━━━ EXTRACTED RECORDS ━━━

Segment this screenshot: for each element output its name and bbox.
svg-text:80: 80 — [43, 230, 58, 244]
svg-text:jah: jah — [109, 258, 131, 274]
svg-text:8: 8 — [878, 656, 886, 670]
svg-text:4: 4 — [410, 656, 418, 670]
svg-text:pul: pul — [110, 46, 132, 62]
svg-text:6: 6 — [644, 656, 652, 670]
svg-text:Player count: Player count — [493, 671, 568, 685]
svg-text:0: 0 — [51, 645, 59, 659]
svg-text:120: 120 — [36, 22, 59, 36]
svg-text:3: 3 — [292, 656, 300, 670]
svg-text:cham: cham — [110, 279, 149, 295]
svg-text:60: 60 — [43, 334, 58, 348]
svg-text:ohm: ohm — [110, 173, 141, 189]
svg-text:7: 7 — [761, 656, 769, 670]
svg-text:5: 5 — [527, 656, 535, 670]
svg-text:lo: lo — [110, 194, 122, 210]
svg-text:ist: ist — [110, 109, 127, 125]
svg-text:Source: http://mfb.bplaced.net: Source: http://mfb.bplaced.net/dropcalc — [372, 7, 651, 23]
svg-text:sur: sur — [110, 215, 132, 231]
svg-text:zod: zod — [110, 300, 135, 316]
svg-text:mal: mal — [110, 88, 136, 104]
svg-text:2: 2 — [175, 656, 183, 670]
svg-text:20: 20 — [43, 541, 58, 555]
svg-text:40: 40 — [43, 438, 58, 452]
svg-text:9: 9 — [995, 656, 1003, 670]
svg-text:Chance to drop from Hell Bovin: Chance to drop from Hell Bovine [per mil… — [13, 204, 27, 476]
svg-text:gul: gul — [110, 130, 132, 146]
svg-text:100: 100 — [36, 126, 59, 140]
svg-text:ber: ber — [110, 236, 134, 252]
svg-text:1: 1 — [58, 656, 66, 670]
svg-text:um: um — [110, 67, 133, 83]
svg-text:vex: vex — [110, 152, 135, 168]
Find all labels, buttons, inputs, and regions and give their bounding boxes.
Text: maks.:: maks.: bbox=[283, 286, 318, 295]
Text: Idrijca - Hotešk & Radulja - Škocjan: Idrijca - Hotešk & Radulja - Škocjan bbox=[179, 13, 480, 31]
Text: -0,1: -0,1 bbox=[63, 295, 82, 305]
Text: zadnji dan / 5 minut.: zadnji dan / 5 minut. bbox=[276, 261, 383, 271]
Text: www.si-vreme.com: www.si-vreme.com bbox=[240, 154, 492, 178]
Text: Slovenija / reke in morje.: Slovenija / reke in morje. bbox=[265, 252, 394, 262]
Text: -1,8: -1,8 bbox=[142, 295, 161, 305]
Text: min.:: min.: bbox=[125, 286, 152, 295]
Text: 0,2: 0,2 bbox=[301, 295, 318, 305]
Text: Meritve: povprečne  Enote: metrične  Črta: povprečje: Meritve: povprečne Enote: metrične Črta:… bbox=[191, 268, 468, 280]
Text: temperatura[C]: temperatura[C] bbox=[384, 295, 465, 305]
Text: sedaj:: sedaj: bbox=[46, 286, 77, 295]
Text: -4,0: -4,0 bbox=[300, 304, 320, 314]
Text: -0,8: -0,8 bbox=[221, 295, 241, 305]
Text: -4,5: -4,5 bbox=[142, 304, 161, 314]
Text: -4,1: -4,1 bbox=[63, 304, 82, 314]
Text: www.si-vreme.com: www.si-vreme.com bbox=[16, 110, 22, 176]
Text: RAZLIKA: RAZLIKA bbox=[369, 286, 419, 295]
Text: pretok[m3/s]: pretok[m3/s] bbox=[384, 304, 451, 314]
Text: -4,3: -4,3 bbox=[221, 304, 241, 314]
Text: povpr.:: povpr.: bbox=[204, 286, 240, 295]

━━━

# [DIRECTIVE]
Return, unchanged, every line of the material from its first line up to and including the line that contains "Find all labels, buttons, inputs, and".

# [WORKED SOLUTION]
Segment this screenshot: for each element output its name and bbox.
svg-text:80: 80 — [43, 230, 58, 244]
svg-text:jah: jah — [109, 258, 131, 274]
svg-text:8: 8 — [878, 656, 886, 670]
svg-text:4: 4 — [410, 656, 418, 670]
svg-text:pul: pul — [110, 46, 132, 62]
svg-text:6: 6 — [644, 656, 652, 670]
svg-text:Player count: Player count — [493, 671, 568, 685]
svg-text:0: 0 — [51, 645, 59, 659]
svg-text:120: 120 — [36, 22, 59, 36]
svg-text:3: 3 — [292, 656, 300, 670]
svg-text:cham: cham — [110, 279, 149, 295]
svg-text:60: 60 — [43, 334, 58, 348]
svg-text:ohm: ohm — [110, 173, 141, 189]
svg-text:7: 7 — [761, 656, 769, 670]
svg-text:5: 5 — [527, 656, 535, 670]
svg-text:lo: lo — [110, 194, 122, 210]
svg-text:ist: ist — [110, 109, 127, 125]
svg-text:Source: http://mfb.bplaced.net: Source: http://mfb.bplaced.net/dropcalc — [372, 7, 651, 23]
svg-text:sur: sur — [110, 215, 132, 231]
svg-text:zod: zod — [110, 300, 135, 316]
svg-text:mal: mal — [110, 88, 136, 104]
svg-text:2: 2 — [175, 656, 183, 670]
svg-text:20: 20 — [43, 541, 58, 555]
svg-text:40: 40 — [43, 438, 58, 452]
svg-text:9: 9 — [995, 656, 1003, 670]
svg-text:Chance to drop from Hell Bovin: Chance to drop from Hell Bovine [per mil… — [13, 204, 27, 476]
svg-text:gul: gul — [110, 130, 132, 146]
svg-text:100: 100 — [36, 126, 59, 140]
svg-text:ber: ber — [110, 236, 134, 252]
svg-text:1: 1 — [58, 656, 66, 670]
svg-text:um: um — [110, 67, 133, 83]
svg-text:vex: vex — [110, 152, 135, 168]
Find all labels, buttons, inputs, and regions and give their bounding boxes.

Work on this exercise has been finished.